▽

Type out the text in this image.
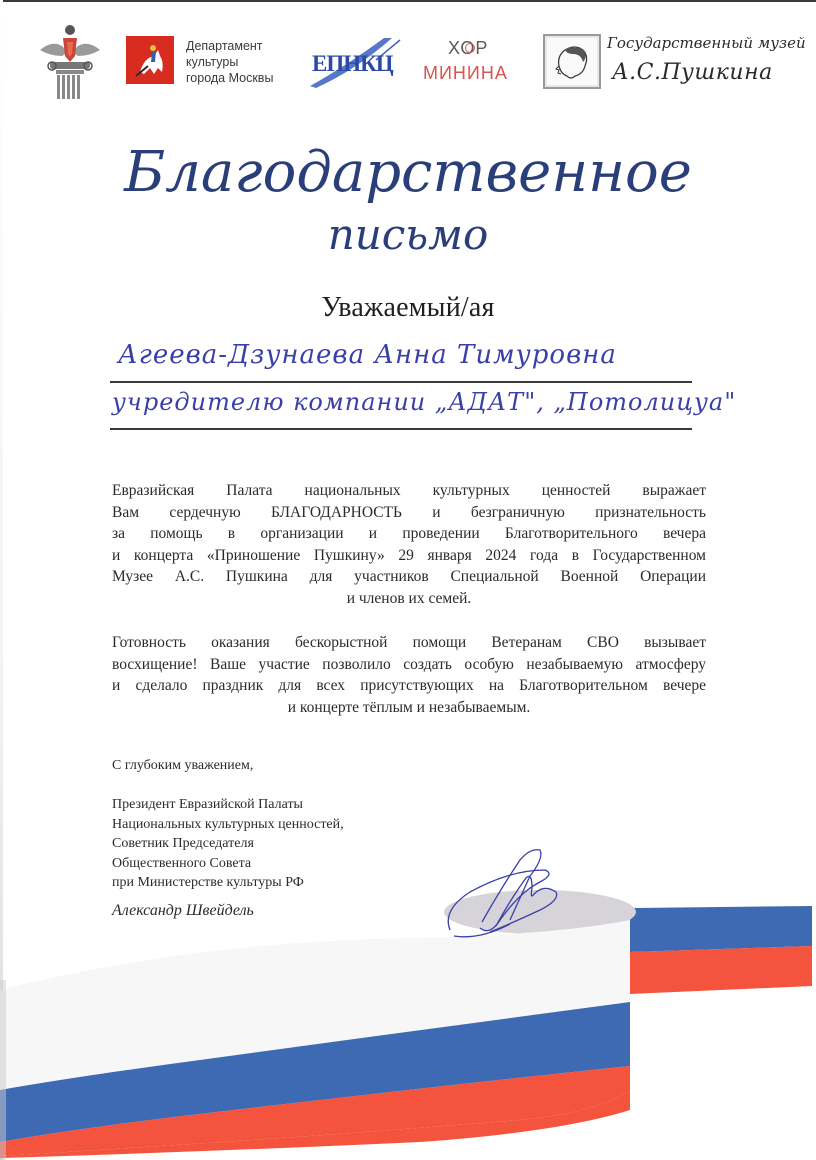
Департамент
культуры
города Москвы
ЕПНКЦ
ХОР
МИНИНА
Государственный музей
А.С.Пушкина
Благодарственное
письмо
Уважаемый/ая
Агеева-Дзунаева Анна Тимуровна
учредителю компании „АДАТ", „Потолицуа"
Евразийская Палата национальных культурных ценностей выражает
Вам сердечную БЛАГОДАРНОСТЬ и безграничную признательность
за помощь в организации и проведении Благотворительного вечера
и концерта «Приношение Пушкину» 29 января 2024 года в Государственном
Музее А.С. Пушкина для участников Специальной Военной Операции
и членов их семей.
Готовность оказания бескорыстной помощи Ветеранам СВО вызывает
восхищение! Ваше участие позволило создать особую незабываемую атмосферу
и сделало праздник для всех присутствующих на Благотворительном вечере
и концерте тёплым и незабываемым.
С глубоким уважением,
Президент Евразийской Палаты
Национальных культурных ценностей,
Советник Председателя
Общественного Совета
при Министерстве культуры РФ
Александр Швейдель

△

- [Goal of the exercise] Copy each line exactly, and leave the pictures out of your copy.

- [Answer to the exercise]
Type out the text in this image.
Департамент
культуры
города Москвы
ЕПНКЦ
ХОР
МИНИНА
Государственный музей
А.С.Пушкина
Благодарственное
письмо
Уважаемый/ая
Агеева-Дзунаева Анна Тимуровна
учредителю компании „АДАТ", „Потолицуа"
Евразийская Палата национальных культурных ценностей выражает
Вам сердечную БЛАГОДАРНОСТЬ и безграничную признательность
за помощь в организации и проведении Благотворительного вечера
и концерта «Приношение Пушкину» 29 января 2024 года в Государственном
Музее А.С. Пушкина для участников Специальной Военной Операции
и членов их семей.
Готовность оказания бескорыстной помощи Ветеранам СВО вызывает
восхищение! Ваше участие позволило создать особую незабываемую атмосферу
и сделало праздник для всех присутствующих на Благотворительном вечере
и концерте тёплым и незабываемым.
С глубоким уважением,
Президент Евразийской Палаты
Национальных культурных ценностей,
Советник Председателя
Общественного Совета
при Министерстве культуры РФ
Александр Швейдель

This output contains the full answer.